## DOCUMENT SEGMENT
☆ ☆ ☆

Dining Out Magazine

Smile, Your Customers Are Taking Pictures: It’s Civility and Etiquette Vs. Twitter and Instagram.

By Keewood @sellingeating

(as originally published in Food & Drink International, 9/9/2013)

First, it was the lady taking a phone call loudly at her table. “Eric? Yes! Hi! Yes, now’s a good time, go ahead … !” she’d shout, as if receiving an exciting trans-Atlantic call in 1927.

So, maybe you agree: “Loud Phone Call Taking” is a bad situation made possible by mobile phones that’s actually getting better – phone-call-takers are slowly realizing they should slip outside, or go back by the restrooms.

Now the big trouble is this guy here: Your server arrives with his food. She sets it down. He says, “Wait!”

The server hovers, not sure when it’s OK to continue. Other diners glance over, annoyed. His friends make a couple jokes at his expense.

Two, three, four seconds pass; he’s having trouble focusing. He knocks the silverware aside because he doesn’t want it in the photo. He leans way back, holding the camera up and squinting, raising the eyebrow above his good eye, cropping this photo like he’s Henri Cartier-Bresson so he can upload it, ignore his tablemates to type a clever (or not) caption, and post that sucker so he can start gathering Likes.

He’s going to take the picture, no matter what.
You HATE this guy. I know. Two of the reasons you hate him are valid:

1. That “ruining the rhythm of the meal” thing. Photographer Boy shuts the whole process down right at The Moment of Presentation, stomping on those initial sensory delights: the smell, the colors, the textures, the initial flavors – such a moment. If you have the kind of restaurant where you take that presentation seriously, you have every right to ban photos.

2. That “jostle the guy behind you” thing. If your layout is so intimate that people really can’t take a photo that doesn’t invade the space of others, OK. “Please do not disrupt meaningful moments other people paid money to experience” might be nicely engraved on a plaque.

☆ ☆ ☆

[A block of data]

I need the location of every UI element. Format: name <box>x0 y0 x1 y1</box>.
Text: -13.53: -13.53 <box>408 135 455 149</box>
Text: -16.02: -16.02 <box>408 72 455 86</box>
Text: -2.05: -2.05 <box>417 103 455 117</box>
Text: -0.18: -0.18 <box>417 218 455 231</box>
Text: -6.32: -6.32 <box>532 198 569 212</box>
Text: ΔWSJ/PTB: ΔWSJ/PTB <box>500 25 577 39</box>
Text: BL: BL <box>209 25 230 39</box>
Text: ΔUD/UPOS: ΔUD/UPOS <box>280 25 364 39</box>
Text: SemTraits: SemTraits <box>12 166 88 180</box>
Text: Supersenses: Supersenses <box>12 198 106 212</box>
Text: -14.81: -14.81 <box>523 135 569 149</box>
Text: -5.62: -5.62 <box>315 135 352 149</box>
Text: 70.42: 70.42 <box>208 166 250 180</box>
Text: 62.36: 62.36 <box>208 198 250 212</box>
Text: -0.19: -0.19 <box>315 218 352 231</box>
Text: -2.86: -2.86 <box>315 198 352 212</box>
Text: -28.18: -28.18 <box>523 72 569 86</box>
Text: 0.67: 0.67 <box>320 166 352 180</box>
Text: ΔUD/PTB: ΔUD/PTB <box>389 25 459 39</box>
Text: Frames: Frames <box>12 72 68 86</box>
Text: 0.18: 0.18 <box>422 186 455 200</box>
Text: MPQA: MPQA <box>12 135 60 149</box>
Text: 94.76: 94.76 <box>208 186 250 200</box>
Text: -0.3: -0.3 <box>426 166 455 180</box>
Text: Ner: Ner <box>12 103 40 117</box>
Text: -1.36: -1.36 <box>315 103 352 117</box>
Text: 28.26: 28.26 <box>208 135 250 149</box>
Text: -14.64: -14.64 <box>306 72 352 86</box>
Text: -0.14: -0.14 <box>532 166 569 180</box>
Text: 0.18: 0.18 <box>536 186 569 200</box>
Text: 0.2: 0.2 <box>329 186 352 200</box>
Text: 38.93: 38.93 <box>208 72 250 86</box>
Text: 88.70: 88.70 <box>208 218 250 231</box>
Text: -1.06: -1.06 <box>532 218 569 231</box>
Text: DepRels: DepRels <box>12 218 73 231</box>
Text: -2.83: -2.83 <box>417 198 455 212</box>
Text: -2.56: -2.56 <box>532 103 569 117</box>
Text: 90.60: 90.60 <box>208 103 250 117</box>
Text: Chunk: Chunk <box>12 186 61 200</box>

☆ ☆ ☆

## STATED EXERCISE 1
From the article on restaurant etiquette, copy the passage starting with "The server hovers, not" and going on through "no matter what.".
## STATED EXERCISE 2
Translate this sentence from the article on restaurant etiquette into Spanish: "He’s going to take the picture, no matter what."

## FINAL ANSWER 1
The server hovers, not sure when it’s OK to continue. Other diners glance over, annoyed. His friends make a couple jokes at his expense.

Two, three, four seconds pass; he’s having trouble focusing. He knocks the silverware aside because he doesn’t want it in the photo. He leans way back, holding the camera up and squinting, raising the eyebrow above his good eye, cropping this photo like he’s Henri Cartier-Bresson so he can upload it, ignore his tablemates to type a clever (or not) caption, and post that sucker so he can start gathering Likes.

He’s going to take the picture, no matter what.

## FINAL ANSWER 2
Va a tomar la foto, pase lo que pase.